/---

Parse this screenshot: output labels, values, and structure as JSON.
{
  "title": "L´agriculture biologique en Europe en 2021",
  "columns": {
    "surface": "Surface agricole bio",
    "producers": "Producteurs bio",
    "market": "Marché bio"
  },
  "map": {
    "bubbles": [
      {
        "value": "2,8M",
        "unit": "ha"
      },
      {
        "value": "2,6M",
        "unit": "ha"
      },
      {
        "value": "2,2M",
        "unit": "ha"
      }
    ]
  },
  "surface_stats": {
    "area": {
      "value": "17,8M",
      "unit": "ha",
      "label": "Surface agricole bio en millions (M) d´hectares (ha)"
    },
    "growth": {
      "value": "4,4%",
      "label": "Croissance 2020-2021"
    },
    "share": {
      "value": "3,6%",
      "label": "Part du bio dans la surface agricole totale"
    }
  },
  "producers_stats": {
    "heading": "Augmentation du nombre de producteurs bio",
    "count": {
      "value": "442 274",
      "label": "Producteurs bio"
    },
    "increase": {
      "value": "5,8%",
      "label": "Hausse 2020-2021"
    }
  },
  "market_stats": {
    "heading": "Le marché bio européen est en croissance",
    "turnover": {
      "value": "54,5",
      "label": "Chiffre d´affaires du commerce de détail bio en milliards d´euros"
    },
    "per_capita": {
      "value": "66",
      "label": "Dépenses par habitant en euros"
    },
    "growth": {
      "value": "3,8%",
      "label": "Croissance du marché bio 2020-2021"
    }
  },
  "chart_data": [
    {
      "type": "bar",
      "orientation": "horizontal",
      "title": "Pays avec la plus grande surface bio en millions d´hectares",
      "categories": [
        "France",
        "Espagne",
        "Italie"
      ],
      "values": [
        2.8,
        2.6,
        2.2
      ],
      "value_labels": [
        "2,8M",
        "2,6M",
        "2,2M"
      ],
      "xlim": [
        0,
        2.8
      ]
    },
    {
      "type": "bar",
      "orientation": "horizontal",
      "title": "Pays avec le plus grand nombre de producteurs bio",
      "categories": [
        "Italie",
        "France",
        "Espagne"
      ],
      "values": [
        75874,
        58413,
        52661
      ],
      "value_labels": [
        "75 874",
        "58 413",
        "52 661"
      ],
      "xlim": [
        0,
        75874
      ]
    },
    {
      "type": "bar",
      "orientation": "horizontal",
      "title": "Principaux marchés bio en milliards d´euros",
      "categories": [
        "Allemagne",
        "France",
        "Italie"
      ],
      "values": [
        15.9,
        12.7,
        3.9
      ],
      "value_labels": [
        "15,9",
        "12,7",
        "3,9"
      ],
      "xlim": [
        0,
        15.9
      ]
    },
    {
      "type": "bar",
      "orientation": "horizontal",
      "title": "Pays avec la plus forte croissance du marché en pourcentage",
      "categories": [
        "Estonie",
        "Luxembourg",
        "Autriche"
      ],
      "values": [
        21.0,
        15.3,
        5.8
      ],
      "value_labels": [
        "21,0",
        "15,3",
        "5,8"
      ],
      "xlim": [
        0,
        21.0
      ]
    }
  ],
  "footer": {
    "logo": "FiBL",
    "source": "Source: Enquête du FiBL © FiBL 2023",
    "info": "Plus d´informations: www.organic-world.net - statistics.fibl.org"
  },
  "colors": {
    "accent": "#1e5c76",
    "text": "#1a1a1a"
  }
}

\---

All of the lines above need to be given again exactly.

CORRECT RESULT:
Parse this screenshot: output labels, values, and structure as JSON.
{
  "title": "L´agriculture biologique en Europe en 2021",
  "columns": {
    "surface": "Surface agricole bio",
    "producers": "Producteurs bio",
    "market": "Marché bio"
  },
  "map": {
    "bubbles": [
      {
        "value": "2,8M",
        "unit": "ha"
      },
      {
        "value": "2,6M",
        "unit": "ha"
      },
      {
        "value": "2,2M",
        "unit": "ha"
      }
    ]
  },
  "surface_stats": {
    "area": {
      "value": "17,8M",
      "unit": "ha",
      "label": "Surface agricole bio en millions (M) d´hectares (ha)"
    },
    "growth": {
      "value": "4,4%",
      "label": "Croissance 2020-2021"
    },
    "share": {
      "value": "3,6%",
      "label": "Part du bio dans la surface agricole totale"
    }
  },
  "producers_stats": {
    "heading": "Augmentation du nombre de producteurs bio",
    "count": {
      "value": "442 274",
      "label": "Producteurs bio"
    },
    "increase": {
      "value": "5,8%",
      "label": "Hausse 2020-2021"
    }
  },
  "market_stats": {
    "heading": "Le marché bio européen est en croissance",
    "turnover": {
      "value": "54,5",
      "label": "Chiffre d´affaires du commerce de détail bio en milliards d´euros"
    },
    "per_capita": {
      "value": "66",
      "label": "Dépenses par habitant en euros"
    },
    "growth": {
      "value": "3,8%",
      "label": "Croissance du marché bio 2020-2021"
    }
  },
  "chart_data": [
    {
      "type": "bar",
      "orientation": "horizontal",
      "title": "Pays avec la plus grande surface bio en millions d´hectares",
      "categories": [
        "France",
        "Espagne",
        "Italie"
      ],
      "values": [
        2.8,
        2.6,
        2.2
      ],
      "value_labels": [
        "2,8M",
        "2,6M",
        "2,2M"
      ],
      "xlim": [
        0,
        2.8
      ]
    },
    {
      "type": "bar",
      "orientation": "horizontal",
      "title": "Pays avec le plus grand nombre de producteurs bio",
      "categories": [
        "Italie",
        "France",
        "Espagne"
      ],
      "values": [
        75874,
        58413,
        52661
      ],
      "value_labels": [
        "75 874",
        "58 413",
        "52 661"
      ],
      "xlim": [
        0,
        75874
      ]
    },
    {
      "type": "bar",
      "orientation": "horizontal",
      "title": "Principaux marchés bio en milliards d´euros",
      "categories": [
        "Allemagne",
        "France",
        "Italie"
      ],
      "values": [
        15.9,
        12.7,
        3.9
      ],
      "value_labels": [
        "15,9",
        "12,7",
        "3,9"
      ],
      "xlim": [
        0,
        15.9
      ]
    },
    {
      "type": "bar",
      "orientation": "horizontal",
      "title": "Pays avec la plus forte croissance du marché en pourcentage",
      "categories": [
        "Estonie",
        "Luxembourg",
        "Autriche"
      ],
      "values": [
        21.0,
        15.3,
        5.8
      ],
      "value_labels": [
        "21,0",
        "15,3",
        "5,8"
      ],
      "xlim": [
        0,
        21.0
      ]
    }
  ],
  "footer": {
    "logo": "FiBL",
    "source": "Source: Enquête du FiBL © FiBL 2023",
    "info": "Plus d´informations: www.organic-world.net - statistics.fibl.org"
  },
  "colors": {
    "accent": "#1e5c76",
    "text": "#1a1a1a"
  }
}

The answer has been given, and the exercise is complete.